> Exercise prompt
Provide only the number of lines in the data below that contain the string "よくあるご質問".

> Record extracts
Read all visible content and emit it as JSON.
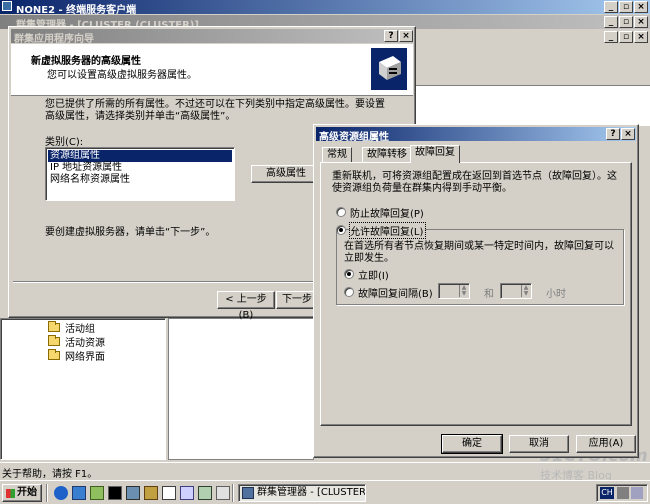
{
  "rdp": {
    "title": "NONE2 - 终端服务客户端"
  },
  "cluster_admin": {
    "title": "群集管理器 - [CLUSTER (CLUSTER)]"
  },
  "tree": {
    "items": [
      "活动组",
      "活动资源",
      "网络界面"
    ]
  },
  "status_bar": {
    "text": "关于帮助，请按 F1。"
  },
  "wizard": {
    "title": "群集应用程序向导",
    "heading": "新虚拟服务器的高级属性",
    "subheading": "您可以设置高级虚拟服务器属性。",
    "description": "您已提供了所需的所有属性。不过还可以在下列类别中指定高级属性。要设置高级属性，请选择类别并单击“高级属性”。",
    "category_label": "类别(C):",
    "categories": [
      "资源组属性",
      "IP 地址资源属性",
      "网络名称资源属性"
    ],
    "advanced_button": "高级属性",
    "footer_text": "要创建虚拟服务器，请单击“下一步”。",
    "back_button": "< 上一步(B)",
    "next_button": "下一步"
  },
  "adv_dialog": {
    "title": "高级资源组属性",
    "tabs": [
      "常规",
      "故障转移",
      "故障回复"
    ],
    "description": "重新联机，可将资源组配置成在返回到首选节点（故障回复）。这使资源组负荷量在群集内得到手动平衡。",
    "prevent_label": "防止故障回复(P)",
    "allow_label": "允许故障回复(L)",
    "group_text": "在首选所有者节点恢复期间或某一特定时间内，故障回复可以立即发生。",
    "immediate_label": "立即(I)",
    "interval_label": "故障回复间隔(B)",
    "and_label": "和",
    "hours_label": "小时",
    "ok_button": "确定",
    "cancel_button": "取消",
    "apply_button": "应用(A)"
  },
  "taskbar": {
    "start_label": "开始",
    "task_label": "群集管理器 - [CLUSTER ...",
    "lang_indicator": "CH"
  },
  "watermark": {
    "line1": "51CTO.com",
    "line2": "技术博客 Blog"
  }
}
--
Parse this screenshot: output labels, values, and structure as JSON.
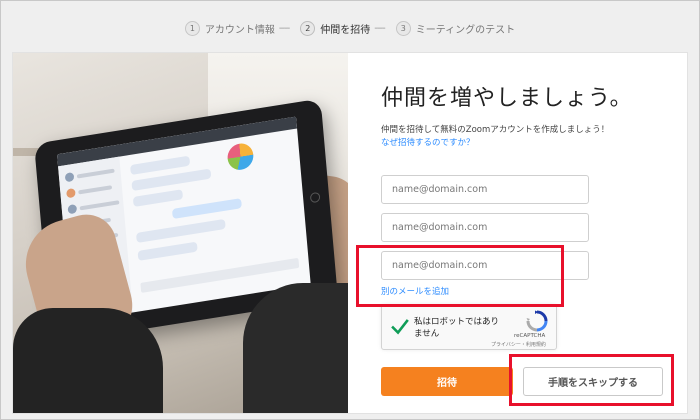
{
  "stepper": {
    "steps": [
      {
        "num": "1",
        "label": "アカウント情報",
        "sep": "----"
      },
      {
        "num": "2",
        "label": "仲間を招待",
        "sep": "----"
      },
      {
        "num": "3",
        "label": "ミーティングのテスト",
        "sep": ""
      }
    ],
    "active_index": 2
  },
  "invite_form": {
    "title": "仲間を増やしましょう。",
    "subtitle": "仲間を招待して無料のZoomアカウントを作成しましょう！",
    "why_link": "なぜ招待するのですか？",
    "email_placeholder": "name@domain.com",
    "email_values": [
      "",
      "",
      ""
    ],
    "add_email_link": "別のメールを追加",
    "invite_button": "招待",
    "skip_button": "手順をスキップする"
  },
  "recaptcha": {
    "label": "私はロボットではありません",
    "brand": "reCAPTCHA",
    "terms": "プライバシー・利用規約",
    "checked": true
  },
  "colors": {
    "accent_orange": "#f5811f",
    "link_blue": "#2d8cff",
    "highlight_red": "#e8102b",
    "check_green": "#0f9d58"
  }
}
==
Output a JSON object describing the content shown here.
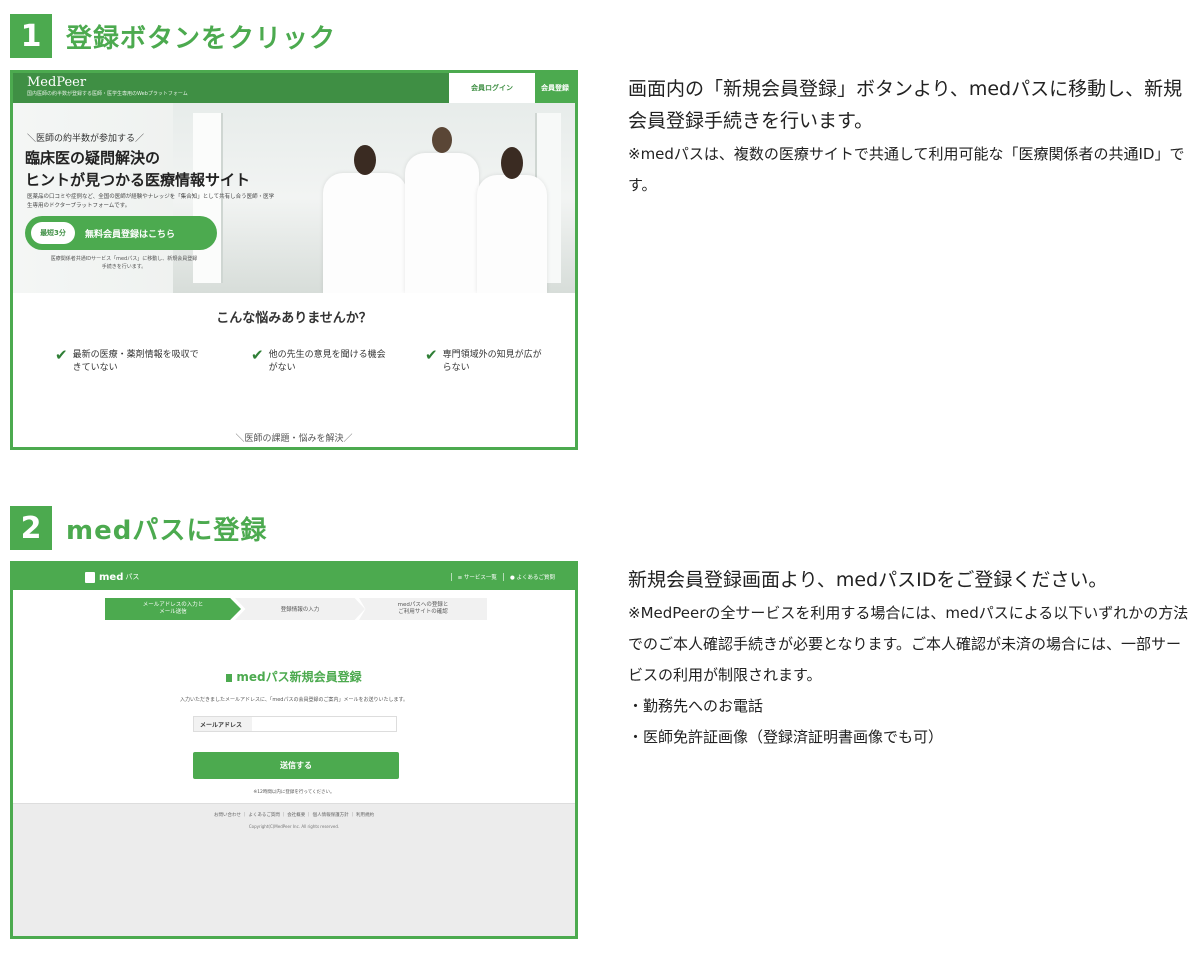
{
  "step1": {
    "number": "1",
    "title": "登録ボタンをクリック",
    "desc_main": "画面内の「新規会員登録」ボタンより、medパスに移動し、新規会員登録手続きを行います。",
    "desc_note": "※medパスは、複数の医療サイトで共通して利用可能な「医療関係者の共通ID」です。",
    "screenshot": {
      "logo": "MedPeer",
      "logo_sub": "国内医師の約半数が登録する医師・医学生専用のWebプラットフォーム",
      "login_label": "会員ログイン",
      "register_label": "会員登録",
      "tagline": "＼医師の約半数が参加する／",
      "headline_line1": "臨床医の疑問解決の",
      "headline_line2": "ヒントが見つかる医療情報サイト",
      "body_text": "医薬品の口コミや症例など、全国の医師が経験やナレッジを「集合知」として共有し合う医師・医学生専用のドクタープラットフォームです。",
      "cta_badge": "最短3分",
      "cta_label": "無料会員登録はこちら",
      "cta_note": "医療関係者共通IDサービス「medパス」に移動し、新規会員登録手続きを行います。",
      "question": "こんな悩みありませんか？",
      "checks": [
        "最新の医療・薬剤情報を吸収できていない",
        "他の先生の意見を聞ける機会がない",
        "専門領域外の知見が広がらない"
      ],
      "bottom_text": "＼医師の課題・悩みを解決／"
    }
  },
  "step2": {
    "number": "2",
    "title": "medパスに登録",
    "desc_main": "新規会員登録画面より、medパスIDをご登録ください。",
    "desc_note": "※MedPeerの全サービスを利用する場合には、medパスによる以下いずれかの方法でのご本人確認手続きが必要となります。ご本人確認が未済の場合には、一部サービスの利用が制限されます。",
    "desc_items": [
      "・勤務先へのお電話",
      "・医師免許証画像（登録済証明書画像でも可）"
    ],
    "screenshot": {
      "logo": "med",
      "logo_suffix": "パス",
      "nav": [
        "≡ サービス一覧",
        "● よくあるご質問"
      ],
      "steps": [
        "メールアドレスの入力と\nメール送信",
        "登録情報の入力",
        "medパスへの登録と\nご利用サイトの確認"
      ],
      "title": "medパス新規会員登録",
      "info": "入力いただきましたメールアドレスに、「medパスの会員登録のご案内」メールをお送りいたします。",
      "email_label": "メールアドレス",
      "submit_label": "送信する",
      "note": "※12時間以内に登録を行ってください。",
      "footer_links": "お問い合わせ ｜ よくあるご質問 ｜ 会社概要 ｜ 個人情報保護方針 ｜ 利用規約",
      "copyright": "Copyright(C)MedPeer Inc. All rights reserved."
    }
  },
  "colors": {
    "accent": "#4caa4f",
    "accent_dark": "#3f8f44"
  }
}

> Response to this exercise
2